**EXERCISE**
Word for word, retype every entry in the listing.

[Start THE RECORDS]

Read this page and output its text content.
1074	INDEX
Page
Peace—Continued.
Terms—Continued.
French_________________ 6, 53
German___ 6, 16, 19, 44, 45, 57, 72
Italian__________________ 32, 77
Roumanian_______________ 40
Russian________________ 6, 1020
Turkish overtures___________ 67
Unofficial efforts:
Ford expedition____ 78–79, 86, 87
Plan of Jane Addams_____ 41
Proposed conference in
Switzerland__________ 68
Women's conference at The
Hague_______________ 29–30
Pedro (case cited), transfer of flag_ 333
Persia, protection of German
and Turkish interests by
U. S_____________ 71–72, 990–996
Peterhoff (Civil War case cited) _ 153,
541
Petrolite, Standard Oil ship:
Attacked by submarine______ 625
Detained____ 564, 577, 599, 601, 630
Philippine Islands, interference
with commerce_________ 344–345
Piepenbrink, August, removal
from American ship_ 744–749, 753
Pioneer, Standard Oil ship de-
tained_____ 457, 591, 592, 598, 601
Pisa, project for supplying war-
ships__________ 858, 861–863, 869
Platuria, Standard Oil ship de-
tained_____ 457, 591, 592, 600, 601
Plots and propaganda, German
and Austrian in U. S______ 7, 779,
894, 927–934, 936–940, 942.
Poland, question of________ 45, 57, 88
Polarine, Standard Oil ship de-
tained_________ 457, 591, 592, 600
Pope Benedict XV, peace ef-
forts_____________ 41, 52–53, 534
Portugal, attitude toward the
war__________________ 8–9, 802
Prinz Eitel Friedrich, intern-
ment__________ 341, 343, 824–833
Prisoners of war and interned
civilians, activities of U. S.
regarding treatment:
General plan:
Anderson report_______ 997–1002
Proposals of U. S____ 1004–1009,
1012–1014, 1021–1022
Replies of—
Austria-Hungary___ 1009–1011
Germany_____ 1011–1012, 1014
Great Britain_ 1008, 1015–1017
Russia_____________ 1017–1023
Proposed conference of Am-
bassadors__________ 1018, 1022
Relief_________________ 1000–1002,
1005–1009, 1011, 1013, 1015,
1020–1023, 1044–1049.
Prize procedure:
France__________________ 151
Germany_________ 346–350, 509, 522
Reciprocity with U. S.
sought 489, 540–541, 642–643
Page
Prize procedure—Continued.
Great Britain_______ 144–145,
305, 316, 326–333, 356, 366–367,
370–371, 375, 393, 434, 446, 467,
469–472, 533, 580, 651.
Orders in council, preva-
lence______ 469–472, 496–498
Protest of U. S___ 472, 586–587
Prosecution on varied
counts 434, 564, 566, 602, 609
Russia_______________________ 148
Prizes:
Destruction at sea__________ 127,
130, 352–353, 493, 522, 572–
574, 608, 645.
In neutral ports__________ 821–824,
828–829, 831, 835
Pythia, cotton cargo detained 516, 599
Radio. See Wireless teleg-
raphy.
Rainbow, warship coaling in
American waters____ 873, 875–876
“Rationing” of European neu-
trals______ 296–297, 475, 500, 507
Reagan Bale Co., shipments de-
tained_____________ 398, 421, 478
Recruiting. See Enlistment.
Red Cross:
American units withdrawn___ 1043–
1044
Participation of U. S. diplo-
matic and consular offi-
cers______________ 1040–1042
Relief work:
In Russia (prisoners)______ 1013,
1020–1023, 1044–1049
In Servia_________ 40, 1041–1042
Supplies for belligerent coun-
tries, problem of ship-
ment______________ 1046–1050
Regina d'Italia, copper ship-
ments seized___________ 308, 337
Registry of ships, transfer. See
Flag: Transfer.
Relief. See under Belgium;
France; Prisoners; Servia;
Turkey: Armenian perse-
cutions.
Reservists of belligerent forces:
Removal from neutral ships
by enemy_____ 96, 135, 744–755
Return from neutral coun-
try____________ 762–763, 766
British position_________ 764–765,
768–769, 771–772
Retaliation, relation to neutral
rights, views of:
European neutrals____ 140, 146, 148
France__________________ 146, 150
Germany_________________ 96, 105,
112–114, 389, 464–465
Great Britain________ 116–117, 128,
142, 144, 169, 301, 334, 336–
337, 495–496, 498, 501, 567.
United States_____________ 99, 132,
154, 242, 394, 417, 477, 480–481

[End THE RECORDS]

**SOLUTION FOR THIS PROBLEM**
Read this page and output its text content.
1074	INDEX
Page
Peace—Continued.
Terms—Continued.
French_________________ 6, 53
German___ 6, 16, 19, 44, 45, 57, 72
Italian__________________ 32, 77
Roumanian_______________ 40
Russian________________ 6, 1020
Turkish overtures___________ 67
Unofficial efforts:
Ford expedition____ 78–79, 86, 87
Plan of Jane Addams_____ 41
Proposed conference in
Switzerland__________ 68
Women's conference at The
Hague_______________ 29–30
Pedro (case cited), transfer of flag_ 333
Persia, protection of German
and Turkish interests by
U. S_____________ 71–72, 990–996
Peterhoff (Civil War case cited) _ 153,
541
Petrolite, Standard Oil ship:
Attacked by submarine______ 625
Detained____ 564, 577, 599, 601, 630
Philippine Islands, interference
with commerce_________ 344–345
Piepenbrink, August, removal
from American ship_ 744–749, 753
Pioneer, Standard Oil ship de-
tained_____ 457, 591, 592, 598, 601
Pisa, project for supplying war-
ships__________ 858, 861–863, 869
Platuria, Standard Oil ship de-
tained_____ 457, 591, 592, 600, 601
Plots and propaganda, German
and Austrian in U. S______ 7, 779,
894, 927–934, 936–940, 942.
Poland, question of________ 45, 57, 88
Polarine, Standard Oil ship de-
tained_________ 457, 591, 592, 600
Pope Benedict XV, peace ef-
forts_____________ 41, 52–53, 534
Portugal, attitude toward the
war__________________ 8–9, 802
Prinz Eitel Friedrich, intern-
ment__________ 341, 343, 824–833
Prisoners of war and interned
civilians, activities of U. S.
regarding treatment:
General plan:
Anderson report_______ 997–1002
Proposals of U. S____ 1004–1009,
1012–1014, 1021–1022
Replies of—
Austria-Hungary___ 1009–1011
Germany_____ 1011–1012, 1014
Great Britain_ 1008, 1015–1017
Russia_____________ 1017–1023
Proposed conference of Am-
bassadors__________ 1018, 1022
Relief_________________ 1000–1002,
1005–1009, 1011, 1013, 1015,
1020–1023, 1044–1049.
Prize procedure:
France__________________ 151
Germany_________ 346–350, 509, 522
Reciprocity with U. S.
sought 489, 540–541, 642–643
Page
Prize procedure—Continued.
Great Britain_______ 144–145,
305, 316, 326–333, 356, 366–367,
370–371, 375, 393, 434, 446, 467,
469–472, 533, 580, 651.
Orders in council, preva-
lence______ 469–472, 496–498
Protest of U. S___ 472, 586–587
Prosecution on varied
counts 434, 564, 566, 602, 609
Russia_______________________ 148
Prizes:
Destruction at sea__________ 127,
130, 352–353, 493, 522, 572–
574, 608, 645.
In neutral ports__________ 821–824,
828–829, 831, 835
Pythia, cotton cargo detained 516, 599
Radio. See Wireless teleg-
raphy.
Rainbow, warship coaling in
American waters____ 873, 875–876
“Rationing” of European neu-
trals______ 296–297, 475, 500, 507
Reagan Bale Co., shipments de-
tained_____________ 398, 421, 478
Recruiting. See Enlistment.
Red Cross:
American units withdrawn___ 1043–
1044
Participation of U. S. diplo-
matic and consular offi-
cers______________ 1040–1042
Relief work:
In Russia (prisoners)______ 1013,
1020–1023, 1044–1049
In Servia_________ 40, 1041–1042
Supplies for belligerent coun-
tries, problem of ship-
ment______________ 1046–1050
Regina d'Italia, copper ship-
ments seized___________ 308, 337
Registry of ships, transfer. See
Flag: Transfer.
Relief. See under Belgium;
France; Prisoners; Servia;
Turkey: Armenian perse-
cutions.
Reservists of belligerent forces:
Removal from neutral ships
by enemy_____ 96, 135, 744–755
Return from neutral coun-
try____________ 762–763, 766
British position_________ 764–765,
768–769, 771–772
Retaliation, relation to neutral
rights, views of:
European neutrals____ 140, 146, 148
France__________________ 146, 150
Germany_________________ 96, 105,
112–114, 389, 464–465
Great Britain________ 116–117, 128,
142, 144, 169, 301, 334, 336–
337, 495–496, 498, 501, 567.
United States_____________ 99, 132,
154, 242, 394, 417, 477, 480–481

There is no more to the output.